Apresente como tabela Markdown somente o trecho da listagem que vai do início até a linha com "The pressure plates 5 is at (150, 192).", inclusive, usando as colunas Nº e Linha. Numere cada linha e deixe de fora as que estiverem em branco.
----------
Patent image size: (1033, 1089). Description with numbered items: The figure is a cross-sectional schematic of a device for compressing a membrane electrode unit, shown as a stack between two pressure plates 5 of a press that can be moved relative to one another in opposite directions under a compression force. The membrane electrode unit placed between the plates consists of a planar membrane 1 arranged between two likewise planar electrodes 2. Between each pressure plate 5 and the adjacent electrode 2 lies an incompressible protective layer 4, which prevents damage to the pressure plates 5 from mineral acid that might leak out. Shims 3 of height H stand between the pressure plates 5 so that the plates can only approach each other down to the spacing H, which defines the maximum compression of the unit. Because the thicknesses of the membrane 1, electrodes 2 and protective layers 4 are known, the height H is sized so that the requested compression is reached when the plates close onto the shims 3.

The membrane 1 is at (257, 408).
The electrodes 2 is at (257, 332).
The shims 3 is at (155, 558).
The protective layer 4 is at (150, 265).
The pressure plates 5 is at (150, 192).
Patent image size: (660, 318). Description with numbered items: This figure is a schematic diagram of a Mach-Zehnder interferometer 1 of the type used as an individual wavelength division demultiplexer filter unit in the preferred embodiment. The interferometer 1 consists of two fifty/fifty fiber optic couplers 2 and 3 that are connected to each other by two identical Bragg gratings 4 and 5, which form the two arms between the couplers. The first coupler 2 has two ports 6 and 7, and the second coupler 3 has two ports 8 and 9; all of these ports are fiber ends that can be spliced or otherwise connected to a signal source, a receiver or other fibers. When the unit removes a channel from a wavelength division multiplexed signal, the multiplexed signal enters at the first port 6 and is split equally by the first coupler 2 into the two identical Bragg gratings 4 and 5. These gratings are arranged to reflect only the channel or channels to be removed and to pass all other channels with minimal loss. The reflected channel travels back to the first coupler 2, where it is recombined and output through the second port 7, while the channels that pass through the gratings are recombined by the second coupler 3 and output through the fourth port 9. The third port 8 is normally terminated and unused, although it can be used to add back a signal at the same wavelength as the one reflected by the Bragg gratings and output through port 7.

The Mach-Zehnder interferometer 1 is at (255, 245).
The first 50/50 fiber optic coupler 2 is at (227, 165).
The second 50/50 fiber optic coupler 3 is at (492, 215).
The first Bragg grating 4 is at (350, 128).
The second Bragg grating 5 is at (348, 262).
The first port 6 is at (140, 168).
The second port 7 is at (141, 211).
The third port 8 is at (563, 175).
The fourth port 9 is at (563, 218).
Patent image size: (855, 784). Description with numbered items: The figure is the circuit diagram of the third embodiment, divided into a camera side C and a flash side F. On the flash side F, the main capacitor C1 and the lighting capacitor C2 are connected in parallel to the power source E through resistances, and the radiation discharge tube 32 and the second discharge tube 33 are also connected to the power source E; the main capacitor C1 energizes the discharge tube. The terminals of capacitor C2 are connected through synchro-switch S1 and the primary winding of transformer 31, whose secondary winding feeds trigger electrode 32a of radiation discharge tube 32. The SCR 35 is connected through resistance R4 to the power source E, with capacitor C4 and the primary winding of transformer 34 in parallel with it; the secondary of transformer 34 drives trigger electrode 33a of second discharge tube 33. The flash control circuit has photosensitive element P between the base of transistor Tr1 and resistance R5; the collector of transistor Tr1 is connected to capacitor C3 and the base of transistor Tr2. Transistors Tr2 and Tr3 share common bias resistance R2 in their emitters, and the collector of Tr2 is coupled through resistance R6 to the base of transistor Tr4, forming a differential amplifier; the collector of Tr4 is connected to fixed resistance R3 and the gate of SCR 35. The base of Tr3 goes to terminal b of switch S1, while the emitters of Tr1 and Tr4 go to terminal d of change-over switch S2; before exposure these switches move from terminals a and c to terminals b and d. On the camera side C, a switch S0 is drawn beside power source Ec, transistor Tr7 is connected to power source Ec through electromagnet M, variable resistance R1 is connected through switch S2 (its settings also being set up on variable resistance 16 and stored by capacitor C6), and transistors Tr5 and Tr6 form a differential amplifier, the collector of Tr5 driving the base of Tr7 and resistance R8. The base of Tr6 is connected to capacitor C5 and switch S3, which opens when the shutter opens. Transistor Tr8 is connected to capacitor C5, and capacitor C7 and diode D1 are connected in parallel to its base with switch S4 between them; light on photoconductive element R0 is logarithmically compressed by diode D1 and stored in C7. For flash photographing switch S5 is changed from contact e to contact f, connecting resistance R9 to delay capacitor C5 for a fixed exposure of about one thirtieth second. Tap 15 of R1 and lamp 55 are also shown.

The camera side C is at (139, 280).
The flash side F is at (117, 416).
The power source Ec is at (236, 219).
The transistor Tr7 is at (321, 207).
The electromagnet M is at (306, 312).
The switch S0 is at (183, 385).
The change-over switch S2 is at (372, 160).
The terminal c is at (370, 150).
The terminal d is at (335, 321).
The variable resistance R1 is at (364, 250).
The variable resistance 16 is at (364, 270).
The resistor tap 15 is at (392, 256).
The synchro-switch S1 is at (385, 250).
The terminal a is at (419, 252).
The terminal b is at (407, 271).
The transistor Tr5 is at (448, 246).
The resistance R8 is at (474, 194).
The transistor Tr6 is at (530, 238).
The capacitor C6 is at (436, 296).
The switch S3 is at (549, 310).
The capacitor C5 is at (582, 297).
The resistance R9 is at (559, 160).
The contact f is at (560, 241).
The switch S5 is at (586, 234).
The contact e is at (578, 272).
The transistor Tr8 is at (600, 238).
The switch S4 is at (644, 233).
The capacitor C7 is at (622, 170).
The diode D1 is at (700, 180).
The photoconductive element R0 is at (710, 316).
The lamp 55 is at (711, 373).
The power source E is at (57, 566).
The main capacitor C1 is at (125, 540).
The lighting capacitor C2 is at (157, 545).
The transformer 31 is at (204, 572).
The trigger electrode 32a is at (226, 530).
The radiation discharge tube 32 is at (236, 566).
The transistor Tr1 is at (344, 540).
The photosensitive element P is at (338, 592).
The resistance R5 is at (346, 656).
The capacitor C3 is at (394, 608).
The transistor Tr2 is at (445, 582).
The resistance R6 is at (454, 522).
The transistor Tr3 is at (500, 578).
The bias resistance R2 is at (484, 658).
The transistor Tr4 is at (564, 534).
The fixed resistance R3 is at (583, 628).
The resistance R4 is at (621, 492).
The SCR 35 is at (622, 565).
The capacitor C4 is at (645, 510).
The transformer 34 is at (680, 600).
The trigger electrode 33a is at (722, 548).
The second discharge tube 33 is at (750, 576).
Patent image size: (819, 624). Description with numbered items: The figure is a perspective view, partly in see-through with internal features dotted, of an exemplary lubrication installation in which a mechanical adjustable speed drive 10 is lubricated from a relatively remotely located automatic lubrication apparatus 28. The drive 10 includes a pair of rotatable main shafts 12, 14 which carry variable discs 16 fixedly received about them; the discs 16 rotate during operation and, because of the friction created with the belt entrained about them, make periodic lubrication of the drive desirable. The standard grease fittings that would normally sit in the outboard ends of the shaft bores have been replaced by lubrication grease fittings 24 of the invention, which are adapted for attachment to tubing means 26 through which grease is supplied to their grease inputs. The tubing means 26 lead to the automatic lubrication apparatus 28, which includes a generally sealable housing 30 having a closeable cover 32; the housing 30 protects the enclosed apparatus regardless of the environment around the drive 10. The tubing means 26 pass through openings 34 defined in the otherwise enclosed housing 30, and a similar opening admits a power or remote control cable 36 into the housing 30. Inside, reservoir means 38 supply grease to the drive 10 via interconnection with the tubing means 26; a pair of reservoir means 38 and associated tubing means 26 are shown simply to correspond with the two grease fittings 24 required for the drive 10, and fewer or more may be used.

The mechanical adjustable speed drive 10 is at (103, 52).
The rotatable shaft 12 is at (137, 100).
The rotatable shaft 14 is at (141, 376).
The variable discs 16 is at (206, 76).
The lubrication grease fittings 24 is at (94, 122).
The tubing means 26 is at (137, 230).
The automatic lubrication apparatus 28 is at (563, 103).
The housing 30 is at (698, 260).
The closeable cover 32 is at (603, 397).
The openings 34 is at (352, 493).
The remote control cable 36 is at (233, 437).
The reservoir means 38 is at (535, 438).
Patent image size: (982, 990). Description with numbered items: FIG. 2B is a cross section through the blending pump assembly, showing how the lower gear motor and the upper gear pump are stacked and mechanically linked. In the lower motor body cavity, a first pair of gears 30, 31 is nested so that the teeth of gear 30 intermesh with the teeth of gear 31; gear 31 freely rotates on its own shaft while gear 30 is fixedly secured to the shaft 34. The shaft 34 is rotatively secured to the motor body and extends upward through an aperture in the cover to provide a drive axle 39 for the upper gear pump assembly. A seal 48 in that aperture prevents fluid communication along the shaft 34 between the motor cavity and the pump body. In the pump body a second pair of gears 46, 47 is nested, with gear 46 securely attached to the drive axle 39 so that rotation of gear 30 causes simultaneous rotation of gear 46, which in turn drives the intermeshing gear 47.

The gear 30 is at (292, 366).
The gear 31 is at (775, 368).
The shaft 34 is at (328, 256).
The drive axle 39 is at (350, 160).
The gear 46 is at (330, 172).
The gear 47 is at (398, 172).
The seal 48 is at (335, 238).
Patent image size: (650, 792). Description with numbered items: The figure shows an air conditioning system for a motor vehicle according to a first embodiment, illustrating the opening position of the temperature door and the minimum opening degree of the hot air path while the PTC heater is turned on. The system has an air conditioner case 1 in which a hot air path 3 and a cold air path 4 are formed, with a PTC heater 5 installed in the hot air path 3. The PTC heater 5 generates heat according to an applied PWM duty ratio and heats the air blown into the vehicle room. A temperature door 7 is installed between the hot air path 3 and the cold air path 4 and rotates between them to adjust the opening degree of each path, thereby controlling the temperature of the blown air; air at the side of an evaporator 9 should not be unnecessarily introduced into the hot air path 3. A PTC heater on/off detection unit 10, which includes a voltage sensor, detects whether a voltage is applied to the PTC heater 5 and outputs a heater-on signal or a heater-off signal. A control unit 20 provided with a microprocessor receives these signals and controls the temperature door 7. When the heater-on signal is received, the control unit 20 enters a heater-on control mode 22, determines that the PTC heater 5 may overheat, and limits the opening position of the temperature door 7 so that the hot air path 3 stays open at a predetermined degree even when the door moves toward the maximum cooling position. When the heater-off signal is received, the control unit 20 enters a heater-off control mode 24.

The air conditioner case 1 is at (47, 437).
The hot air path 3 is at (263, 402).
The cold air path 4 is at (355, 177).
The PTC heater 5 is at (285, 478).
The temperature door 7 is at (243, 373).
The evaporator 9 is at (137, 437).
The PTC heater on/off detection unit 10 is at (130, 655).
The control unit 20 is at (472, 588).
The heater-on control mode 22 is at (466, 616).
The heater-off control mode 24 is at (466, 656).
----------
* RESULTADO FINAL *
| Nº | Linha |
|---|---|
| 1 | Patent image size: (1033, 1089). Description with numbered items: The figure is a cross-sectional schematic of a device for compressing a membrane electrode unit, shown as a stack between two pressure plates 5 of a press that can be moved relative to one another in opposite directions under a compression force. The membrane electrode unit placed between the plates consists of a planar membrane 1 arranged between two likewise planar electrodes 2. Between each pressure plate 5 and the adjacent electrode 2 lies an incompressible protective layer 4, which prevents damage to the pressure plates 5 from mineral acid that might leak out. Shims 3 of height H stand between the pressure plates 5 so that the plates can only approach each other down to the spacing H, which defines the maximum compression of the unit. Because the thicknesses of the membrane 1, electrodes 2 and protective layers 4 are known, the height H is sized so that the requested compression is reached when the plates close onto the shims 3. |
| 2 | The membrane 1 is at (257, 408). |
| 3 | The electrodes 2 is at (257, 332). |
| 4 | The shims 3 is at (155, 558). |
| 5 | The protective layer 4 is at (150, 265). |
| 6 | The pressure plates 5 is at (150, 192). |